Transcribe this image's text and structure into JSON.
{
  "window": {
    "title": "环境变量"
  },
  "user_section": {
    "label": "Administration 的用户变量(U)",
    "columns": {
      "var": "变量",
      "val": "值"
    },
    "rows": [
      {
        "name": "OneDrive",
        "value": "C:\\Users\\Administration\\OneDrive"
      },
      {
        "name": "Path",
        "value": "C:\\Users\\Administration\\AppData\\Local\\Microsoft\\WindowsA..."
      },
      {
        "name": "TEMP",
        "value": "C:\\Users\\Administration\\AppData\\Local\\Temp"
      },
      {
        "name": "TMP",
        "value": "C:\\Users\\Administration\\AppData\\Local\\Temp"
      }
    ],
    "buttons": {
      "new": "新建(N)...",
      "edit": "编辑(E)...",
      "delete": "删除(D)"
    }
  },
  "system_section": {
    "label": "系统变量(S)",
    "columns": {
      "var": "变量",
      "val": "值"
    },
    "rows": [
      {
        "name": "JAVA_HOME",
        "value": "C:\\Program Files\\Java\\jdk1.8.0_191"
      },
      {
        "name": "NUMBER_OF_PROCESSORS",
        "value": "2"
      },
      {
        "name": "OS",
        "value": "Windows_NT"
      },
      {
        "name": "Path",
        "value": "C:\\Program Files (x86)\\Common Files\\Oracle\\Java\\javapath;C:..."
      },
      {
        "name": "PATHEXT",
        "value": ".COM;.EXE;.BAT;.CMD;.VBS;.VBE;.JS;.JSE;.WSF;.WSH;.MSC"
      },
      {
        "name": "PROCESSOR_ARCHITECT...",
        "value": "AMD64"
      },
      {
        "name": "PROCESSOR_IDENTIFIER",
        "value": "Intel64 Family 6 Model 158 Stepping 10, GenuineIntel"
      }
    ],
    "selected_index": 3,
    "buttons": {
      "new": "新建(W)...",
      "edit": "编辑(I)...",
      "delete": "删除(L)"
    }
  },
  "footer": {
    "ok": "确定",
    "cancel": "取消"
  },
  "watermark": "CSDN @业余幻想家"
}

=====

#### EXERCISE DETAILS:
Extract the listing in its entirety and repeat it exactly.

#### ANSWER BELOW:
Transcribe this image's text and structure into JSON.
{
  "window": {
    "title": "环境变量"
  },
  "user_section": {
    "label": "Administration 的用户变量(U)",
    "columns": {
      "var": "变量",
      "val": "值"
    },
    "rows": [
      {
        "name": "OneDrive",
        "value": "C:\\Users\\Administration\\OneDrive"
      },
      {
        "name": "Path",
        "value": "C:\\Users\\Administration\\AppData\\Local\\Microsoft\\WindowsA..."
      },
      {
        "name": "TEMP",
        "value": "C:\\Users\\Administration\\AppData\\Local\\Temp"
      },
      {
        "name": "TMP",
        "value": "C:\\Users\\Administration\\AppData\\Local\\Temp"
      }
    ],
    "buttons": {
      "new": "新建(N)...",
      "edit": "编辑(E)...",
      "delete": "删除(D)"
    }
  },
  "system_section": {
    "label": "系统变量(S)",
    "columns": {
      "var": "变量",
      "val": "值"
    },
    "rows": [
      {
        "name": "JAVA_HOME",
        "value": "C:\\Program Files\\Java\\jdk1.8.0_191"
      },
      {
        "name": "NUMBER_OF_PROCESSORS",
        "value": "2"
      },
      {
        "name": "OS",
        "value": "Windows_NT"
      },
      {
        "name": "Path",
        "value": "C:\\Program Files (x86)\\Common Files\\Oracle\\Java\\javapath;C:..."
      },
      {
        "name": "PATHEXT",
        "value": ".COM;.EXE;.BAT;.CMD;.VBS;.VBE;.JS;.JSE;.WSF;.WSH;.MSC"
      },
      {
        "name": "PROCESSOR_ARCHITECT...",
        "value": "AMD64"
      },
      {
        "name": "PROCESSOR_IDENTIFIER",
        "value": "Intel64 Family 6 Model 158 Stepping 10, GenuineIntel"
      }
    ],
    "selected_index": 3,
    "buttons": {
      "new": "新建(W)...",
      "edit": "编辑(I)...",
      "delete": "删除(L)"
    }
  },
  "footer": {
    "ok": "确定",
    "cancel": "取消"
  },
  "watermark": "CSDN @业余幻想家"
}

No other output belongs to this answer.